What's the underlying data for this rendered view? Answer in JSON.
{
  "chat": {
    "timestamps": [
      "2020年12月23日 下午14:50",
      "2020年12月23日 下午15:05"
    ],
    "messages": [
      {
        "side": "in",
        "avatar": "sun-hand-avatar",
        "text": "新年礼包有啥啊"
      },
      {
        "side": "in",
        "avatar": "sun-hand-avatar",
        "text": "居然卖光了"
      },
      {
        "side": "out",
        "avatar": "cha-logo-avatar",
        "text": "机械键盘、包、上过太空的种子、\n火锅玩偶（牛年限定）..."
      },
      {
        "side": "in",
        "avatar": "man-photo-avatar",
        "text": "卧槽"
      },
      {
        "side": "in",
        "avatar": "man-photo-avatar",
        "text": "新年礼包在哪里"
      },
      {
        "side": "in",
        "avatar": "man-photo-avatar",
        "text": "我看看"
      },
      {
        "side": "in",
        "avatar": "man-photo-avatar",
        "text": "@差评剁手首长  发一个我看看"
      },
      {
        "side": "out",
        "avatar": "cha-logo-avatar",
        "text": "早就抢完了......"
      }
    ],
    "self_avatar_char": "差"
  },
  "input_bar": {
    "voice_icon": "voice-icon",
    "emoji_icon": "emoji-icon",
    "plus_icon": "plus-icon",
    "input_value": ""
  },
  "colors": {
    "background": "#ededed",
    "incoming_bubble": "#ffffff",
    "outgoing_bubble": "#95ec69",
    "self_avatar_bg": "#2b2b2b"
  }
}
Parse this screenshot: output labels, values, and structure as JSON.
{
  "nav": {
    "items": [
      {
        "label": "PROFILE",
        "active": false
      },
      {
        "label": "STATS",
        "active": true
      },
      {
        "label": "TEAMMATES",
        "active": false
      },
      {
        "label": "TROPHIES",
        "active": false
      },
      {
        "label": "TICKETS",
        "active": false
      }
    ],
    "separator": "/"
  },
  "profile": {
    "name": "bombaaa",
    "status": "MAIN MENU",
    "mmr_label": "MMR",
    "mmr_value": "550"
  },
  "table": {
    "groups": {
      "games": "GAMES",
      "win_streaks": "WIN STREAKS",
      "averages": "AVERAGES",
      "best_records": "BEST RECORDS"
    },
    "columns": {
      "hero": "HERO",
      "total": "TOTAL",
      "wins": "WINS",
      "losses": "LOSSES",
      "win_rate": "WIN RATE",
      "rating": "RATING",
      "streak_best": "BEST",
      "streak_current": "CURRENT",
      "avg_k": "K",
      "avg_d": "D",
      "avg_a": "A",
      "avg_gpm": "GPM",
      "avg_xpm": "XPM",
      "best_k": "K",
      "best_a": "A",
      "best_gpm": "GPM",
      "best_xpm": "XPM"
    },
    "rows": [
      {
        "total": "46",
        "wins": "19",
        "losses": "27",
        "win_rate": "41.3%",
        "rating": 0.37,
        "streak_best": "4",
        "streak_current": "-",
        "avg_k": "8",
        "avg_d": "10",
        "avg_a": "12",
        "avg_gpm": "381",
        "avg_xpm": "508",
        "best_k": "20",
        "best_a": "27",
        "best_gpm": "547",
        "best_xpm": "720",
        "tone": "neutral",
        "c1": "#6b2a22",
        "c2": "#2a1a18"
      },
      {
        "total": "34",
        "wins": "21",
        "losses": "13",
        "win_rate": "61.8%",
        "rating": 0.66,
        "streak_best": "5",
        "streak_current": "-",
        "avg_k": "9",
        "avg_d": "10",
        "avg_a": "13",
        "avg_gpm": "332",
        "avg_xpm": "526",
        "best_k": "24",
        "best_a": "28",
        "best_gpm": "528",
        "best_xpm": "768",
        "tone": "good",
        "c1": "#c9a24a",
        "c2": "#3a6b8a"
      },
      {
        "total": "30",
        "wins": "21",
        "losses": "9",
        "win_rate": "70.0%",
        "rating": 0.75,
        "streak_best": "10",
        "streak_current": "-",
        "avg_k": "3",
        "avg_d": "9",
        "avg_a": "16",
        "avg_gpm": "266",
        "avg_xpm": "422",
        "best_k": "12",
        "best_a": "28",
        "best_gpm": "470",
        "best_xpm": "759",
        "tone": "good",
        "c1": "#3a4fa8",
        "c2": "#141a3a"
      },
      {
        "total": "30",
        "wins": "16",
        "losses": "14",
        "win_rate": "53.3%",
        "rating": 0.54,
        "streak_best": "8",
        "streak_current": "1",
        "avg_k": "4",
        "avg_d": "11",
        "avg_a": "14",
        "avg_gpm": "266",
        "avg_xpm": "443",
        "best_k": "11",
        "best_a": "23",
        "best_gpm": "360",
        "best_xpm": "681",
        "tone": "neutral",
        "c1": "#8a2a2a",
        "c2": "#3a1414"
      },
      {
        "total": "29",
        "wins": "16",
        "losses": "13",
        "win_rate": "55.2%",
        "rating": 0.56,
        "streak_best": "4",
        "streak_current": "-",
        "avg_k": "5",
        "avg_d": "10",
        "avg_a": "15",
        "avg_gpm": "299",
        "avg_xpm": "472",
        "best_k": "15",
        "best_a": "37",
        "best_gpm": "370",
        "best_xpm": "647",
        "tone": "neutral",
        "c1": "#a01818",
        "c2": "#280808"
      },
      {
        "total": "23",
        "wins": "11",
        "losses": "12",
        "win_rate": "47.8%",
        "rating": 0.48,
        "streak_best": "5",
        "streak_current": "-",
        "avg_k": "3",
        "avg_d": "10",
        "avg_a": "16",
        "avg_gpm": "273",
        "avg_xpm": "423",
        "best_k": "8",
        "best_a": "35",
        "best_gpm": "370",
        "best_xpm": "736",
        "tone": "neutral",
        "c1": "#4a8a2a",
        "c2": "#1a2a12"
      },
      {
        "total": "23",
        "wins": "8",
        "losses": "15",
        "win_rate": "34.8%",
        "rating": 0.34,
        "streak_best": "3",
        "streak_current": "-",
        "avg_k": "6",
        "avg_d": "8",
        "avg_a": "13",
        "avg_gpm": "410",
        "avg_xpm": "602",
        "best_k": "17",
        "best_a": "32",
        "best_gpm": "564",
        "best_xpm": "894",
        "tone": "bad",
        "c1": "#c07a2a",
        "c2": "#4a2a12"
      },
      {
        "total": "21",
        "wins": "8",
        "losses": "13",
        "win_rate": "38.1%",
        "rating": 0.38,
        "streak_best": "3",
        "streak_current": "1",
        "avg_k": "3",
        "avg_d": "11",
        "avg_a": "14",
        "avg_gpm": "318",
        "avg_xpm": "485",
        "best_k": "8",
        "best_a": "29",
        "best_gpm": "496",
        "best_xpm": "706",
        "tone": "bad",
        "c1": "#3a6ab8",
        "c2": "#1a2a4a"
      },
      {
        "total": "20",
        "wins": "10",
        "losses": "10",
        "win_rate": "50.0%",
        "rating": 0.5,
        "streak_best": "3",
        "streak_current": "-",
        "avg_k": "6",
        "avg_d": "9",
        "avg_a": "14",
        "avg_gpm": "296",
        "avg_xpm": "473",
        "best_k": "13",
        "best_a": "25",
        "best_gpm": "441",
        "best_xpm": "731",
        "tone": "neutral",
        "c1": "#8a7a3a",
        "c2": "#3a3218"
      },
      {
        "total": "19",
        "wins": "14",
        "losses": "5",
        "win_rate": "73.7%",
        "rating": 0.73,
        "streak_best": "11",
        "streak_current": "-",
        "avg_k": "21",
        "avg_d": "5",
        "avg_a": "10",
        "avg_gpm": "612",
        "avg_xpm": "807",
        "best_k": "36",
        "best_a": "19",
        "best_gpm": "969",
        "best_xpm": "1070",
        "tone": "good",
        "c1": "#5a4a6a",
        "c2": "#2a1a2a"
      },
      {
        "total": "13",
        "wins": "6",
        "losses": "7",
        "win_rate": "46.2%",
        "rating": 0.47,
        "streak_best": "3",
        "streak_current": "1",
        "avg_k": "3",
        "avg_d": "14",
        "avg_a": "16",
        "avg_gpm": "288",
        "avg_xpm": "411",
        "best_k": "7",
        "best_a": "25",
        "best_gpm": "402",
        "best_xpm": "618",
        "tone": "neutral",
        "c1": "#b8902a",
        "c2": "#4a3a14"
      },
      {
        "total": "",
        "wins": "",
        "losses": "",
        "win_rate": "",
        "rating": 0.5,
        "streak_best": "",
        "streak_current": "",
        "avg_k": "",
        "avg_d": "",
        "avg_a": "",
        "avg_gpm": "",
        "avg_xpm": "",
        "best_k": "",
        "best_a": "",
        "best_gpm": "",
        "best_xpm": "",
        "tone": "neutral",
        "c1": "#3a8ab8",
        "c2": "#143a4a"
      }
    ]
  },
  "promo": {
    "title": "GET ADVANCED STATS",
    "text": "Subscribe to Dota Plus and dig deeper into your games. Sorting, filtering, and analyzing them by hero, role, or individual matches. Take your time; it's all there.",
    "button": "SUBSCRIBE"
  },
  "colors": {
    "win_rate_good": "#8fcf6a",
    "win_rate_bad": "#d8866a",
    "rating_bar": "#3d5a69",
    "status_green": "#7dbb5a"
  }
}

> **EXERCISE OBJECTIVE**: From the entries above, collect every line with the string "this" in it.

> **CORRECT RESPONSE**:
What's the underlying data for this rendered view? Answer in JSON.
Parse this screenshot: output labels, values, and structure as JSON.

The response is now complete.